▶ PROBLEM
Copy all lines in which the word "years" can be found.

○ ○ ○ ○ ○

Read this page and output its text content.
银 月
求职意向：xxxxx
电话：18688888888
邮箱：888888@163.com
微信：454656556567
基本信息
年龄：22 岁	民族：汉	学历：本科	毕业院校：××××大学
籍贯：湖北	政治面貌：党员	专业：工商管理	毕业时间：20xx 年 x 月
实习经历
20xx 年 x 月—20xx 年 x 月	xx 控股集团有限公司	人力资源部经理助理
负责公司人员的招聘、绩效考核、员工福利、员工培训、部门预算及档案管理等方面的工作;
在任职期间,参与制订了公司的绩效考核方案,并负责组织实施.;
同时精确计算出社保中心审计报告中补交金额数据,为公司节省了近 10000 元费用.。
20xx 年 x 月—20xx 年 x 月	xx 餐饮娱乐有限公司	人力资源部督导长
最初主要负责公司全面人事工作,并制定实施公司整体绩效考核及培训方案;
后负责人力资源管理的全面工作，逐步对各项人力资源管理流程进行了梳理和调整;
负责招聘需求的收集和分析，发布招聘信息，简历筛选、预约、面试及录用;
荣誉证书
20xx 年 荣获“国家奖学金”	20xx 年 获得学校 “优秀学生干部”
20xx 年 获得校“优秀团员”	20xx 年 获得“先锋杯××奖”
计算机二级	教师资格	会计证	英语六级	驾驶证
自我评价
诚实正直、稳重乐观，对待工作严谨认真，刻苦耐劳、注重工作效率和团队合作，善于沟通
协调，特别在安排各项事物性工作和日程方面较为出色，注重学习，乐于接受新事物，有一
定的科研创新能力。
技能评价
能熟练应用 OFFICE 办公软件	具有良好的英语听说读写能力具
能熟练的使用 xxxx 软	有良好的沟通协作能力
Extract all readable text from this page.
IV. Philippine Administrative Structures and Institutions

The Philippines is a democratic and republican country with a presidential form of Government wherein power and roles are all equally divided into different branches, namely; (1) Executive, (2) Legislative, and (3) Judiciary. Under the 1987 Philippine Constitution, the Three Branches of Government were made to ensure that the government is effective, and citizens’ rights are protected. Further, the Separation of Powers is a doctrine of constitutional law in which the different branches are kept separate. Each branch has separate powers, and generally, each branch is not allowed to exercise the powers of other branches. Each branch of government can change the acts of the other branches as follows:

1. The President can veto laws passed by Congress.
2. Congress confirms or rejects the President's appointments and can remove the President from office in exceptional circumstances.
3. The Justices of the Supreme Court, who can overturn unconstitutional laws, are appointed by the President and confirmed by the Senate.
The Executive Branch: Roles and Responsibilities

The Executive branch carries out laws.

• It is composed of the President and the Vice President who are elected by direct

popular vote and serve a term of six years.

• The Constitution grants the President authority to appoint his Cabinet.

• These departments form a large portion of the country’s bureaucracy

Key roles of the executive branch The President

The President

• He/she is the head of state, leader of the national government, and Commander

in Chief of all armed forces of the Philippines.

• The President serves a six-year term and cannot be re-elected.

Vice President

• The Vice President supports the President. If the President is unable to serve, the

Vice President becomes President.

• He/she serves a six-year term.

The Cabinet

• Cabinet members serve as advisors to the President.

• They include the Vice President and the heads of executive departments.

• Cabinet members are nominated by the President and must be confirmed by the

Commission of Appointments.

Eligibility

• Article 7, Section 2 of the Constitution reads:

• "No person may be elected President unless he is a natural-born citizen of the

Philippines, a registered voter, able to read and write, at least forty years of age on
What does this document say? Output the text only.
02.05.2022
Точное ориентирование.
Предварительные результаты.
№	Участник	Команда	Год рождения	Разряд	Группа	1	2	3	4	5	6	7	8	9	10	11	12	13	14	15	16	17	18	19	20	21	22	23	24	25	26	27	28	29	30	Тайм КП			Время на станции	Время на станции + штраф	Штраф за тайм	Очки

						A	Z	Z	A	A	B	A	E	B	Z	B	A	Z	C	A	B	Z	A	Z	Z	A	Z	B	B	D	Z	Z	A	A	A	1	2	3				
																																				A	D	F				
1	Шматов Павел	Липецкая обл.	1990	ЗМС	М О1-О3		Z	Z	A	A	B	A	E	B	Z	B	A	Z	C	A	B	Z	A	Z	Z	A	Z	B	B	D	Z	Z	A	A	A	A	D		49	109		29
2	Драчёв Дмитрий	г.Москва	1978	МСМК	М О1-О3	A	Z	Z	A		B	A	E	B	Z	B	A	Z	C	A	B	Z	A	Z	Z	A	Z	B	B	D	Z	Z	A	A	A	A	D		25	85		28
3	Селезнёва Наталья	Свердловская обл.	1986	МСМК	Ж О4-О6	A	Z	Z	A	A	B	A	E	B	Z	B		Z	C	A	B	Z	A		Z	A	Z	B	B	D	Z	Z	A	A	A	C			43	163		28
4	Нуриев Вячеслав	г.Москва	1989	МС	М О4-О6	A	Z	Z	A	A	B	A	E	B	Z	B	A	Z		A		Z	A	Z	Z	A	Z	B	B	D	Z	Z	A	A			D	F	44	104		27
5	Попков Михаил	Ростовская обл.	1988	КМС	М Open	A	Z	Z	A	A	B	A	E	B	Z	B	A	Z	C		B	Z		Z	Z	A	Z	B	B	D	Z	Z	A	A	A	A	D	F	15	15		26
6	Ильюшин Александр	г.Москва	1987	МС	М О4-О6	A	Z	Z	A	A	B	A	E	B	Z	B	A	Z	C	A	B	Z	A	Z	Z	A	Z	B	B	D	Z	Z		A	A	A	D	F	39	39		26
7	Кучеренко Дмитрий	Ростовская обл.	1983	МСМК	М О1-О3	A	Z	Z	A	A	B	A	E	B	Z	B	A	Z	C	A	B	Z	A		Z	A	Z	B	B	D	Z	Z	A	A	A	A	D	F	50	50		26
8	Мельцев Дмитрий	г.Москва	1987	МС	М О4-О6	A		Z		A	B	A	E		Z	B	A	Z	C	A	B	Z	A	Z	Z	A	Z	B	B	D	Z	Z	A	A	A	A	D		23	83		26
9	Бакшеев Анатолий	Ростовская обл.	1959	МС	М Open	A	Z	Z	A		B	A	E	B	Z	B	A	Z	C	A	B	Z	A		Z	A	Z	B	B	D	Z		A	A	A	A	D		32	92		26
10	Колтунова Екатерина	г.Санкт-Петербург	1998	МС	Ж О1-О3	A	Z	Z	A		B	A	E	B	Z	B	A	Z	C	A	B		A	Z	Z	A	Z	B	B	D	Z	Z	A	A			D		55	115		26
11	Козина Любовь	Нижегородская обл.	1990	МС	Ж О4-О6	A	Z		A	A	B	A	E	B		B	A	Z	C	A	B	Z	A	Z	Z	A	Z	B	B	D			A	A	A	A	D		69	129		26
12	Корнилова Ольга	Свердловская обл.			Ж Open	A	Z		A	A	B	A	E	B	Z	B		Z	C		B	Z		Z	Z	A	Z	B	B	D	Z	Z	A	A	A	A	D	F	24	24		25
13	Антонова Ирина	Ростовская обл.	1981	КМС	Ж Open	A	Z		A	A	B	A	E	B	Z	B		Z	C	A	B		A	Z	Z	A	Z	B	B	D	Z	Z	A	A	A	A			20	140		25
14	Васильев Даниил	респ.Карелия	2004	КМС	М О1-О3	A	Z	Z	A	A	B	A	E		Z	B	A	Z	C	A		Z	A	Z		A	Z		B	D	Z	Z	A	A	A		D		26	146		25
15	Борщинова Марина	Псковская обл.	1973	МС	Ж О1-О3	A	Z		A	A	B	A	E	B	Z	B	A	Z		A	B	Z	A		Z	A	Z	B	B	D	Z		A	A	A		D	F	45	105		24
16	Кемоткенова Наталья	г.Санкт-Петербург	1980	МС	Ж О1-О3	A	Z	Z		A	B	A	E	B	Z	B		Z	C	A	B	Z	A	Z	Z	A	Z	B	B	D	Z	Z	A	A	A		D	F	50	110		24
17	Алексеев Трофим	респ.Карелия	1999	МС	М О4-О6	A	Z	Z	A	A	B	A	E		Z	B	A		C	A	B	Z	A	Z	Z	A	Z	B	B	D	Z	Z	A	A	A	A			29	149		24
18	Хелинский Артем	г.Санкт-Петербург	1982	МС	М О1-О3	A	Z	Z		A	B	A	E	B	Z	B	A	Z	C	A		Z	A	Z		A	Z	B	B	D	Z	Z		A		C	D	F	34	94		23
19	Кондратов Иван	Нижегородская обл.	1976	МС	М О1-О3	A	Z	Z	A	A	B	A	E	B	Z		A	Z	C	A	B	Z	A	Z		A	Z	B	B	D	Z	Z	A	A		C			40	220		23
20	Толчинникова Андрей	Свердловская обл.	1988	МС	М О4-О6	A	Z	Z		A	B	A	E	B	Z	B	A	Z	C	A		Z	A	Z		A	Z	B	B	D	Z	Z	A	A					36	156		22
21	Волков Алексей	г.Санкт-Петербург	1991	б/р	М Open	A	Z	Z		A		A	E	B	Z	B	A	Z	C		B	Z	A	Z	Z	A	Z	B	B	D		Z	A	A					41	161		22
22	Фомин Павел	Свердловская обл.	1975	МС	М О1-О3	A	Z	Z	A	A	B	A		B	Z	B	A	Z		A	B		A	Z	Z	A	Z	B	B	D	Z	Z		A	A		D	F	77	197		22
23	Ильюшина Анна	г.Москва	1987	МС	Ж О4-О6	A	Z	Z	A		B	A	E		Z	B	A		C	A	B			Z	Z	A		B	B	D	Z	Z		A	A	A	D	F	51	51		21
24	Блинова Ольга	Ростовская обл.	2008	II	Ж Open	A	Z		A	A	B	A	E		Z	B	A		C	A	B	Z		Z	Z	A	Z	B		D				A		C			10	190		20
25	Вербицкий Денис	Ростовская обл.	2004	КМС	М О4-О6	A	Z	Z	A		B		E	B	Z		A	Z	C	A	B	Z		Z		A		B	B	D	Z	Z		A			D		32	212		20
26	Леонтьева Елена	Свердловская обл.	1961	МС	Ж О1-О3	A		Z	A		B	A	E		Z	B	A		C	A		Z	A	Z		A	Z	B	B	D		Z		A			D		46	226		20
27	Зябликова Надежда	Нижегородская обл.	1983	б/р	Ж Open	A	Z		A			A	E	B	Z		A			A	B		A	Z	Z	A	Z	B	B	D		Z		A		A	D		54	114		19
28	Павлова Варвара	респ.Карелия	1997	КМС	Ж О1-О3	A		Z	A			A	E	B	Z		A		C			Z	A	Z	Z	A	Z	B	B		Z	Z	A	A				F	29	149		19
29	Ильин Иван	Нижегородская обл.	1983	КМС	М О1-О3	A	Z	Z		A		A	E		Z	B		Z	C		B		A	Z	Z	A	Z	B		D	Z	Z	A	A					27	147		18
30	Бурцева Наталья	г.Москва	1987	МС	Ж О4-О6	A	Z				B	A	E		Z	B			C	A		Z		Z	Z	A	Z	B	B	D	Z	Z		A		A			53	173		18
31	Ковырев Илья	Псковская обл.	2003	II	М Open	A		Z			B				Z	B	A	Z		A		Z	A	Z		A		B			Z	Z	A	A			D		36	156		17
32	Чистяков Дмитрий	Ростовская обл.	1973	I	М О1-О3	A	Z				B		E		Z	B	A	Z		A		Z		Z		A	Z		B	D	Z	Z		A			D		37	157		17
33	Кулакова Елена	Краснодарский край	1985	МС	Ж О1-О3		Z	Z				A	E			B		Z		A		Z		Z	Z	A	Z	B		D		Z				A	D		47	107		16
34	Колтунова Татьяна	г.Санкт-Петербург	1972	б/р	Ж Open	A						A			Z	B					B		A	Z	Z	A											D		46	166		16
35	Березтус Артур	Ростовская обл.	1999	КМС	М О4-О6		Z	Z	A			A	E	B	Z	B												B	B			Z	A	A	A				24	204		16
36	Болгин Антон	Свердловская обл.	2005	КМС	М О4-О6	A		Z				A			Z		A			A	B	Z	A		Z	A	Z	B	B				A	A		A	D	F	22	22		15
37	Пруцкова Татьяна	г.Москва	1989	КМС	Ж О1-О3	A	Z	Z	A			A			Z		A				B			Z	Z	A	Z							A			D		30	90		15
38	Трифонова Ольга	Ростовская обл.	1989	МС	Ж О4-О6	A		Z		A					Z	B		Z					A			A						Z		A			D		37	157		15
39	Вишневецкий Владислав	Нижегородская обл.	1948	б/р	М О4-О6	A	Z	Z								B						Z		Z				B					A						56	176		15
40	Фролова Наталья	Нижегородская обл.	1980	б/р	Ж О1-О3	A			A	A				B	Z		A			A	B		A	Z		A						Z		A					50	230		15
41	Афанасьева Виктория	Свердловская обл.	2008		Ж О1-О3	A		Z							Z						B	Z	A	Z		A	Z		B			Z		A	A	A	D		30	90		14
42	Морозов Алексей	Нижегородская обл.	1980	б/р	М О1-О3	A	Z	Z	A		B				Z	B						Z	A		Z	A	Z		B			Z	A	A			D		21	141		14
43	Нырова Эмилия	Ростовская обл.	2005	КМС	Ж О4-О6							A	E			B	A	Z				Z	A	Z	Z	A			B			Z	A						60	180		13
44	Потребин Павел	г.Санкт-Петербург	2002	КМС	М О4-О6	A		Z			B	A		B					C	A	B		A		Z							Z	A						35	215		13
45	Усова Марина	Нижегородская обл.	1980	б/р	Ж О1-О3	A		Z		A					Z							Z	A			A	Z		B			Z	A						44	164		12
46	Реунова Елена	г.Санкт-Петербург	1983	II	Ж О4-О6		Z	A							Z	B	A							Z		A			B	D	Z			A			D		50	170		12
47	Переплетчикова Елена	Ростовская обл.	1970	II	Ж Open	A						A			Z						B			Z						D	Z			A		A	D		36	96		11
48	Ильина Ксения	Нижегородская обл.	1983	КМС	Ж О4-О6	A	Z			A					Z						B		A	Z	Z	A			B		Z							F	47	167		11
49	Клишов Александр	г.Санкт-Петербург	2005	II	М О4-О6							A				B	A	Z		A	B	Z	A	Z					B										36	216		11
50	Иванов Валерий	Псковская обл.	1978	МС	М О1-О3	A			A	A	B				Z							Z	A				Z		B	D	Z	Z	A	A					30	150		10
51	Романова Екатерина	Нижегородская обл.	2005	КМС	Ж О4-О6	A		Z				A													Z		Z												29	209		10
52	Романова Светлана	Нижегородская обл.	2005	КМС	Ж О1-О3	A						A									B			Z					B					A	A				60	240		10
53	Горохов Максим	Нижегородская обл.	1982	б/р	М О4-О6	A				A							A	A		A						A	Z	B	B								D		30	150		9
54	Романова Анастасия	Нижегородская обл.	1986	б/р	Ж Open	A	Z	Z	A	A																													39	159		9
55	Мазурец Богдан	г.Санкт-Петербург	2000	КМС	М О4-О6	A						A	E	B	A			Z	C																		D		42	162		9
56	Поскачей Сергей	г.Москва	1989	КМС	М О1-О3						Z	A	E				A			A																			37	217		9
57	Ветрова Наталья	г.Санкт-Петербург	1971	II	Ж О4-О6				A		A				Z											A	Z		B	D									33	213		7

○ ○ ○ ○ ○

▶ SOLUTION TO THIS PROBLEM
popular vote and serve a term of six years.
Philippines, a registered voter, able to read and write, at least forty years of age on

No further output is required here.